WRITTEN TASK:
Rewrite each line of the material below as a string in a single JSON list, one string per line, leaving out blank lines and the pictures.
─── INFORMATION SHOWN
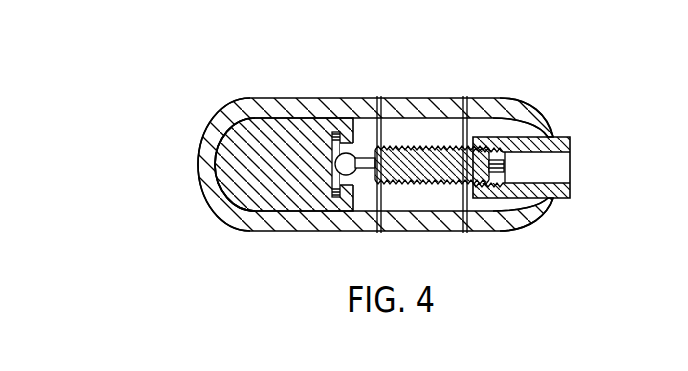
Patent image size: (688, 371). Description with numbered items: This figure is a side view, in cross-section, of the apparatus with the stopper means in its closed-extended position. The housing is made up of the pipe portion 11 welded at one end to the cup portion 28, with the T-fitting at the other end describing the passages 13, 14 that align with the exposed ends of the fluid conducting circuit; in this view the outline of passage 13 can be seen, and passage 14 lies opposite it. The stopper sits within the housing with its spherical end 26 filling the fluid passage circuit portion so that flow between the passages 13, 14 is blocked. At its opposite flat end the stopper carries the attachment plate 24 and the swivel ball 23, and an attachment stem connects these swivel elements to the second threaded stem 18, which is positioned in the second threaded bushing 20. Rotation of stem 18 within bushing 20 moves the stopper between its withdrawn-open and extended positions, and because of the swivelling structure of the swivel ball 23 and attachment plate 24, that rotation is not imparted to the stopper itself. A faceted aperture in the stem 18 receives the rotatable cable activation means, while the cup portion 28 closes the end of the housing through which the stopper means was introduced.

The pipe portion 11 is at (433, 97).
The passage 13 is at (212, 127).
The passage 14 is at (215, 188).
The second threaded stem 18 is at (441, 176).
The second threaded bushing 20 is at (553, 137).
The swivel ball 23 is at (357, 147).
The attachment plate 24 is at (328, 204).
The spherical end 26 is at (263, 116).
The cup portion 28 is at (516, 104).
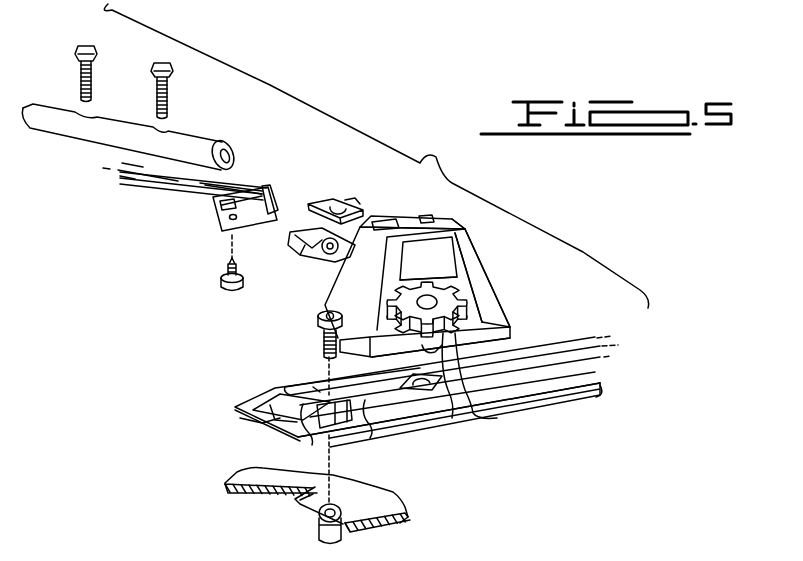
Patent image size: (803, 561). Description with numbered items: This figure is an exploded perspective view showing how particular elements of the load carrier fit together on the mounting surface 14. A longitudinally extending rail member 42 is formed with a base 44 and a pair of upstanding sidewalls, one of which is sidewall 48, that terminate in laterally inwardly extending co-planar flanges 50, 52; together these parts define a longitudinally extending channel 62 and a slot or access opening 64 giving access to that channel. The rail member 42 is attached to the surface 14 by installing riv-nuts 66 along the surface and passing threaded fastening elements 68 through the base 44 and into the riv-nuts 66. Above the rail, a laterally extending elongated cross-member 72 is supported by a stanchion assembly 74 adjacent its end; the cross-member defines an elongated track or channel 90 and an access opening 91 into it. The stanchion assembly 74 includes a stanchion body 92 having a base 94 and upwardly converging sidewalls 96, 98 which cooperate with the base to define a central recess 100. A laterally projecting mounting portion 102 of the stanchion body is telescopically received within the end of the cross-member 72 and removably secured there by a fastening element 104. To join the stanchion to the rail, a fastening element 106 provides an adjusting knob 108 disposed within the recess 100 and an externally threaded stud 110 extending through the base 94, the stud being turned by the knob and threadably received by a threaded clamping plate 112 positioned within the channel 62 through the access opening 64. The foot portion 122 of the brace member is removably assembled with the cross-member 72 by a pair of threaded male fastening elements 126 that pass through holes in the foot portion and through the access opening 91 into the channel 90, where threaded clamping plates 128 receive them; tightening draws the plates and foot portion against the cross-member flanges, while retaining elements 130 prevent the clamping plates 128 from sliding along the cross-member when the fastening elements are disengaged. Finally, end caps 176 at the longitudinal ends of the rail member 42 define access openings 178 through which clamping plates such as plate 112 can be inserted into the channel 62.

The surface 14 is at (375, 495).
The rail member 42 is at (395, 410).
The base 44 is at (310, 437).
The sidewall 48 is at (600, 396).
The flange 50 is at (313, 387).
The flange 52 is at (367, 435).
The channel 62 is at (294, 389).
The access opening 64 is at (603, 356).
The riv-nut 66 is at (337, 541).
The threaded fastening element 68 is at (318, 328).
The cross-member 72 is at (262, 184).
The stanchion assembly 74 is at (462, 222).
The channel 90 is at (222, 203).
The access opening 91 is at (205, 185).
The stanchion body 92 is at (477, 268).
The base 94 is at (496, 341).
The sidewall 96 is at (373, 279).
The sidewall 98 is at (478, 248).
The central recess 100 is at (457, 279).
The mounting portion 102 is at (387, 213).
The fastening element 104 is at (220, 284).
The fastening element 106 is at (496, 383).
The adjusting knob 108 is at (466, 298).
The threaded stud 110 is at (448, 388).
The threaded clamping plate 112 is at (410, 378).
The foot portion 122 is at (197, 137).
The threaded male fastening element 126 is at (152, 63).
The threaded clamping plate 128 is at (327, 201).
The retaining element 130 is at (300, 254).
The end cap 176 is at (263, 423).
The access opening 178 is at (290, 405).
──────
EXPECTED ANSWER:
[
  "Patent image size: (688, 371). Description with numbered items: This figure is a side view, in cross-section, of the apparatus with the stopper means in its closed-extended position. The housing is made up of the pipe portion 11 welded at one end to the cup portion 28, with the T-fitting at the other end describing the passages 13, 14 that align with the exposed ends of the fluid conducting circuit; in this view the outline of passage 13 can be seen, and passage 14 lies opposite it. The stopper sits within the housing with its spherical end 26 filling the fluid passage circuit portion so that flow between the passages 13, 14 is blocked. At its opposite flat end the stopper carries the attachment plate 24 and the swivel ball 23, and an attachment stem connects these swivel elements to the second threaded stem 18, which is positioned in the second threaded bushing 20. Rotation of stem 18 within bushing 20 moves the stopper between its withdrawn-open and extended positions, and because of the swivelling structure of the swivel ball 23 and attachment plate 24, that rotation is not imparted to the stopper itself. A faceted aperture in the stem 18 receives the rotatable cable activation means, while the cup portion 28 closes the end of the housing through which the stopper means was introduced.",
  "The pipe portion 11 is at (433, 97).",
  "The passage 13 is at (212, 127).",
  "The passage 14 is at (215, 188).",
  "The second threaded stem 18 is at (441, 176).",
  "The second threaded bushing 20 is at (553, 137).",
  "The swivel ball 23 is at (357, 147).",
  "The attachment plate 24 is at (328, 204).",
  "The spherical end 26 is at (263, 116).",
  "The cup portion 28 is at (516, 104).",
  "Patent image size: (803, 561). Description with numbered items: This figure is an exploded perspective view showing how particular elements of the load carrier fit together on the mounting surface 14. A longitudinally extending rail member 42 is formed with a base 44 and a pair of upstanding sidewalls, one of which is sidewall 48, that terminate in laterally inwardly extending co-planar flanges 50, 52; together these parts define a longitudinally extending channel 62 and a slot or access opening 64 giving access to that channel. The rail member 42 is attached to the surface 14 by installing riv-nuts 66 along the surface and passing threaded fastening elements 68 through the base 44 and into the riv-nuts 66. Above the rail, a laterally extending elongated cross-member 72 is supported by a stanchion assembly 74 adjacent its end; the cross-member defines an elongated track or channel 90 and an access opening 91 into it. The stanchion assembly 74 includes a stanchion body 92 having a base 94 and upwardly converging sidewalls 96, 98 which cooperate with the base to define a central recess 100. A laterally projecting mounting portion 102 of the stanchion body is telescopically received within the end of the cross-member 72 and removably secured there by a fastening element 104. To join the stanchion to the rail, a fastening element 106 provides an adjusting knob 108 disposed within the recess 100 and an externally threaded stud 110 extending through the base 94, the stud being turned by the knob and threadably received by a threaded clamping plate 112 positioned within the channel 62 through the access opening 64. The foot portion 122 of the brace member is removably assembled with the cross-member 72 by a pair of threaded male fastening elements 126 that pass through holes in the foot portion and through the access opening 91 into the channel 90, where threaded clamping plates 128 receive them; tightening draws the plates and foot portion against the cross-member flanges, while retaining elements 130 prevent the clamping plates 128 from sliding along the cross-member when the fastening elements are disengaged. Finally, end caps 176 at the longitudinal ends of the rail member 42 define access openings 178 through which clamping plates such as plate 112 can be inserted into the channel 62.",
  "The surface 14 is at (375, 495).",
  "The rail member 42 is at (395, 410).",
  "The base 44 is at (310, 437).",
  "The sidewall 48 is at (600, 396).",
  "The flange 50 is at (313, 387).",
  "The flange 52 is at (367, 435).",
  "The channel 62 is at (294, 389).",
  "The access opening 64 is at (603, 356).",
  "The riv-nut 66 is at (337, 541).",
  "The threaded fastening element 68 is at (318, 328).",
  "The cross-member 72 is at (262, 184).",
  "The stanchion assembly 74 is at (462, 222).",
  "The channel 90 is at (222, 203).",
  "The access opening 91 is at (205, 185).",
  "The stanchion body 92 is at (477, 268).",
  "The base 94 is at (496, 341).",
  "The sidewall 96 is at (373, 279).",
  "The sidewall 98 is at (478, 248).",
  "The central recess 100 is at (457, 279).",
  "The mounting portion 102 is at (387, 213).",
  "The fastening element 104 is at (220, 284).",
  "The fastening element 106 is at (496, 383).",
  "The adjusting knob 108 is at (466, 298).",
  "The threaded stud 110 is at (448, 388).",
  "The threaded clamping plate 112 is at (410, 378).",
  "The foot portion 122 is at (197, 137).",
  "The threaded male fastening element 126 is at (152, 63).",
  "The threaded clamping plate 128 is at (327, 201).",
  "The retaining element 130 is at (300, 254).",
  "The end cap 176 is at (263, 423).",
  "The access opening 178 is at (290, 405)."
]